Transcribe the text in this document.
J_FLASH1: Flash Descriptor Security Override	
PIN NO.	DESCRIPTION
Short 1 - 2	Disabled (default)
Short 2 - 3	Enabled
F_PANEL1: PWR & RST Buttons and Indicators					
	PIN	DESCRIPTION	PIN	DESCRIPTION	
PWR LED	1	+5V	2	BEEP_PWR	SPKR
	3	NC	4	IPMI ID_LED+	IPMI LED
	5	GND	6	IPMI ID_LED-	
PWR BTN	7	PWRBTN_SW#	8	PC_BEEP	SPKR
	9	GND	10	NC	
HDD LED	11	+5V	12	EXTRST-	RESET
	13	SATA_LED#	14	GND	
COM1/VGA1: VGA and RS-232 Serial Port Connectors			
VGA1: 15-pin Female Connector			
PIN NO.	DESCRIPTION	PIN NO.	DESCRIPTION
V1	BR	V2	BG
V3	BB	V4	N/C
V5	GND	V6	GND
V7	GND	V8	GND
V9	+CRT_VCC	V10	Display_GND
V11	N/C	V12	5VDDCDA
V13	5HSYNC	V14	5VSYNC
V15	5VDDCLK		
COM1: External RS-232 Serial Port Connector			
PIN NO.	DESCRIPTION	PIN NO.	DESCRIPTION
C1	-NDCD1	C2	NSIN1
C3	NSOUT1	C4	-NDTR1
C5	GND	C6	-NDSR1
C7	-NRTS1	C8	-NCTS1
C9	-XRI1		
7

* GOAL *
Quote all of the entries verbatim.

* REPLY TO THE TASK *
Transcribe the text in this document.
J_FLASH1: Flash Descriptor Security Override	
PIN NO.	DESCRIPTION
Short 1 - 2	Disabled (default)
Short 2 - 3	Enabled
F_PANEL1: PWR & RST Buttons and Indicators					
	PIN	DESCRIPTION	PIN	DESCRIPTION	
PWR LED	1	+5V	2	BEEP_PWR	SPKR
	3	NC	4	IPMI ID_LED+	IPMI LED
	5	GND	6	IPMI ID_LED-	
PWR BTN	7	PWRBTN_SW#	8	PC_BEEP	SPKR
	9	GND	10	NC	
HDD LED	11	+5V	12	EXTRST-	RESET
	13	SATA_LED#	14	GND	
COM1/VGA1: VGA and RS-232 Serial Port Connectors			
VGA1: 15-pin Female Connector			
PIN NO.	DESCRIPTION	PIN NO.	DESCRIPTION
V1	BR	V2	BG
V3	BB	V4	N/C
V5	GND	V6	GND
V7	GND	V8	GND
V9	+CRT_VCC	V10	Display_GND
V11	N/C	V12	5VDDCDA
V13	5HSYNC	V14	5VSYNC
V15	5VDDCLK		
COM1: External RS-232 Serial Port Connector			
PIN NO.	DESCRIPTION	PIN NO.	DESCRIPTION
C1	-NDCD1	C2	NSIN1
C3	NSOUT1	C4	-NDTR1
C5	GND	C6	-NDSR1
C7	-NRTS1	C8	-NCTS1
C9	-XRI1		
7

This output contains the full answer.